What is expected:
Below are records to transcribe exactly, without their pictures.

Material to process:
-- begin --

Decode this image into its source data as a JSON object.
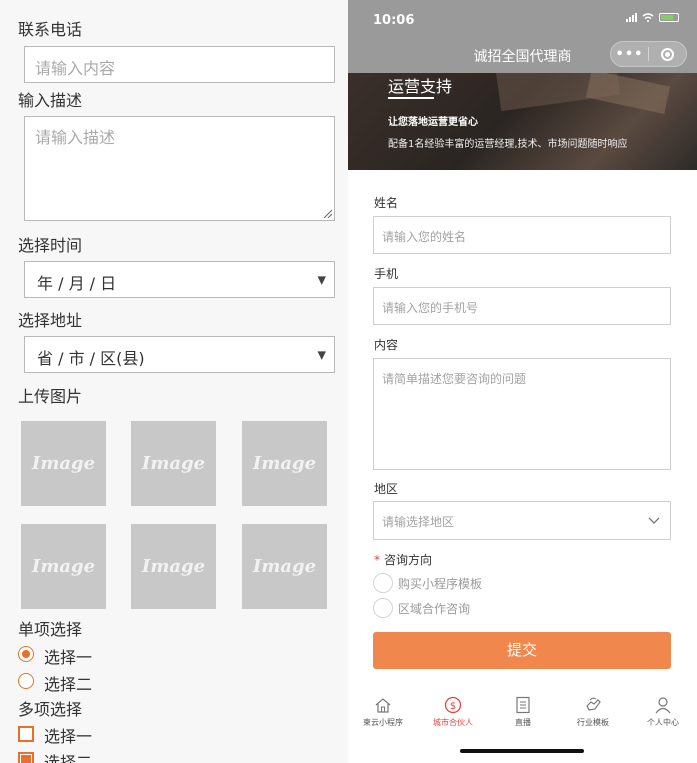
{
  "left_form": {
    "phone_label": "联系电话",
    "phone_placeholder": "请输入内容",
    "desc_label": "输入描述",
    "desc_placeholder": "请输入描述",
    "time_label": "选择时间",
    "time_value": "年 / 月 / 日",
    "address_label": "选择地址",
    "address_value": "省 / 市 / 区(县)",
    "upload_label": "上传图片",
    "image_placeholder_text": "Image",
    "single_label": "单项选择",
    "single_options": [
      "选择一",
      "选择二"
    ],
    "multi_label": "多项选择",
    "multi_options": [
      "选择一",
      "选择二"
    ]
  },
  "phone": {
    "time": "10:06",
    "nav_title": "诚招全国代理商",
    "capsule_more": "•••",
    "banner": {
      "heading": "运营支持",
      "subtitle": "让您落地运营更省心",
      "description": "配备1名经验丰富的运营经理,技术、市场问题随时响应"
    },
    "form": {
      "name_label": "姓名",
      "name_placeholder": "请输入您的姓名",
      "mobile_label": "手机",
      "mobile_placeholder": "请输入您的手机号",
      "content_label": "内容",
      "content_placeholder": "请简单描述您要咨询的问题",
      "region_label": "地区",
      "region_placeholder": "请输选择地区",
      "direction_required_mark": "*",
      "direction_label": "咨询方向",
      "direction_options": [
        "购买小程序模板",
        "区域合作咨询"
      ],
      "submit_label": "提交"
    },
    "tabbar": [
      {
        "label": "柬云小程序",
        "icon": "home-icon",
        "active": false
      },
      {
        "label": "城市合伙人",
        "icon": "dollar-circle-icon",
        "active": true
      },
      {
        "label": "直播",
        "icon": "document-icon",
        "active": false
      },
      {
        "label": "行业模板",
        "icon": "hand-icon",
        "active": false
      },
      {
        "label": "个人中心",
        "icon": "user-icon",
        "active": false
      }
    ],
    "colors": {
      "accent": "#f0884d",
      "radio_orange": "#e8702a",
      "active_tab": "#e64340",
      "nav_bg": "#9a9a9a"
    }
  }
}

-- end --

Solution for this task:
Decode this image into its source data as a JSON object.
{
  "left_form": {
    "phone_label": "联系电话",
    "phone_placeholder": "请输入内容",
    "desc_label": "输入描述",
    "desc_placeholder": "请输入描述",
    "time_label": "选择时间",
    "time_value": "年 / 月 / 日",
    "address_label": "选择地址",
    "address_value": "省 / 市 / 区(县)",
    "upload_label": "上传图片",
    "image_placeholder_text": "Image",
    "single_label": "单项选择",
    "single_options": [
      "选择一",
      "选择二"
    ],
    "multi_label": "多项选择",
    "multi_options": [
      "选择一",
      "选择二"
    ]
  },
  "phone": {
    "time": "10:06",
    "nav_title": "诚招全国代理商",
    "capsule_more": "•••",
    "banner": {
      "heading": "运营支持",
      "subtitle": "让您落地运营更省心",
      "description": "配备1名经验丰富的运营经理,技术、市场问题随时响应"
    },
    "form": {
      "name_label": "姓名",
      "name_placeholder": "请输入您的姓名",
      "mobile_label": "手机",
      "mobile_placeholder": "请输入您的手机号",
      "content_label": "内容",
      "content_placeholder": "请简单描述您要咨询的问题",
      "region_label": "地区",
      "region_placeholder": "请输选择地区",
      "direction_required_mark": "*",
      "direction_label": "咨询方向",
      "direction_options": [
        "购买小程序模板",
        "区域合作咨询"
      ],
      "submit_label": "提交"
    },
    "tabbar": [
      {
        "label": "柬云小程序",
        "icon": "home-icon",
        "active": false
      },
      {
        "label": "城市合伙人",
        "icon": "dollar-circle-icon",
        "active": true
      },
      {
        "label": "直播",
        "icon": "document-icon",
        "active": false
      },
      {
        "label": "行业模板",
        "icon": "hand-icon",
        "active": false
      },
      {
        "label": "个人中心",
        "icon": "user-icon",
        "active": false
      }
    ],
    "colors": {
      "accent": "#f0884d",
      "radio_orange": "#e8702a",
      "active_tab": "#e64340",
      "nav_bg": "#9a9a9a"
    }
  }
}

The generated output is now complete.